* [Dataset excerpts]
[Begin]

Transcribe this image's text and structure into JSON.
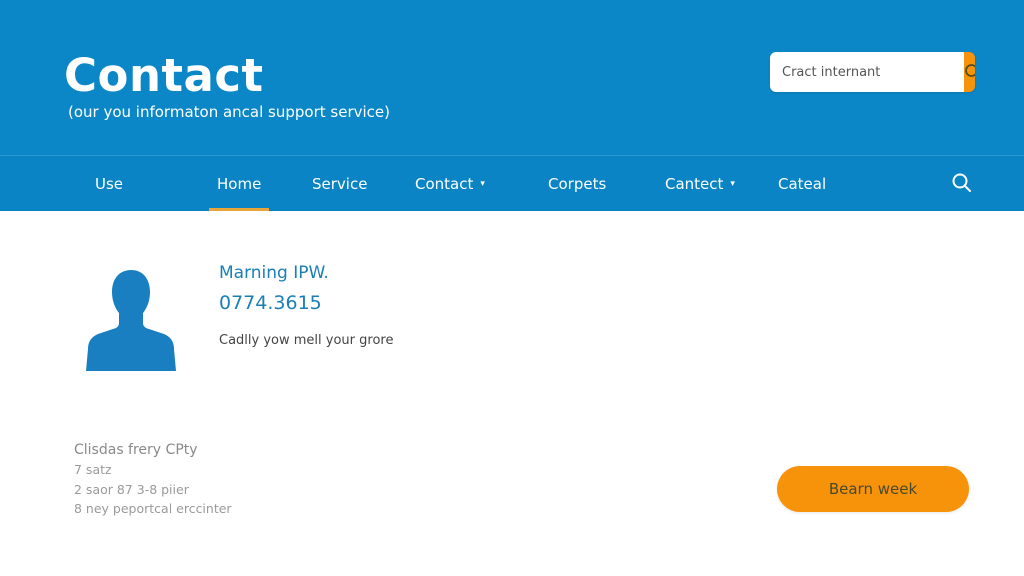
{
  "header": {
    "title": "Contact",
    "subtitle": "(our you informaton ancal support service)",
    "search": {
      "placeholder": "Cract internant",
      "button_icon": "search-icon"
    }
  },
  "nav": {
    "items": [
      {
        "label": "Use",
        "has_dropdown": false,
        "active": false
      },
      {
        "label": "Home",
        "has_dropdown": false,
        "active": true
      },
      {
        "label": "Service",
        "has_dropdown": false,
        "active": false
      },
      {
        "label": "Contact",
        "has_dropdown": true,
        "active": false
      },
      {
        "label": "Corpets",
        "has_dropdown": false,
        "active": false
      },
      {
        "label": "Cantect",
        "has_dropdown": true,
        "active": false
      },
      {
        "label": "Cateal",
        "has_dropdown": false,
        "active": false
      }
    ],
    "caret": "▾",
    "search_icon": "search-icon"
  },
  "contact": {
    "avatar_icon": "user-silhouette-icon",
    "name": "Marning IPW.",
    "phone": "0774.3615",
    "description": "Cadlly yow mell your grore"
  },
  "info": {
    "title": "Clisdas frery CPty",
    "lines": [
      "7 satz",
      "2 saor 87 3-8 piier",
      "8 ney peportcal erccinter"
    ]
  },
  "cta": {
    "label": "Bearn week"
  },
  "colors": {
    "header_bg": "#0b87c7",
    "nav_bg": "#0a84c4",
    "accent_orange": "#f7930a",
    "active_underline": "#e8a53a",
    "contact_text": "#1a7fb5",
    "avatar": "#1a7fc0"
  }
}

[End]

* [The task]
Which lines in the listing above hold the word "label"? Show each of them.

* [Final result]
        "label": "Use",
        "label": "Home",
        "label": "Service",
        "label": "Contact",
        "label": "Corpets",
        "label": "Cantect",
        "label": "Cateal",
    "label": "Bearn week"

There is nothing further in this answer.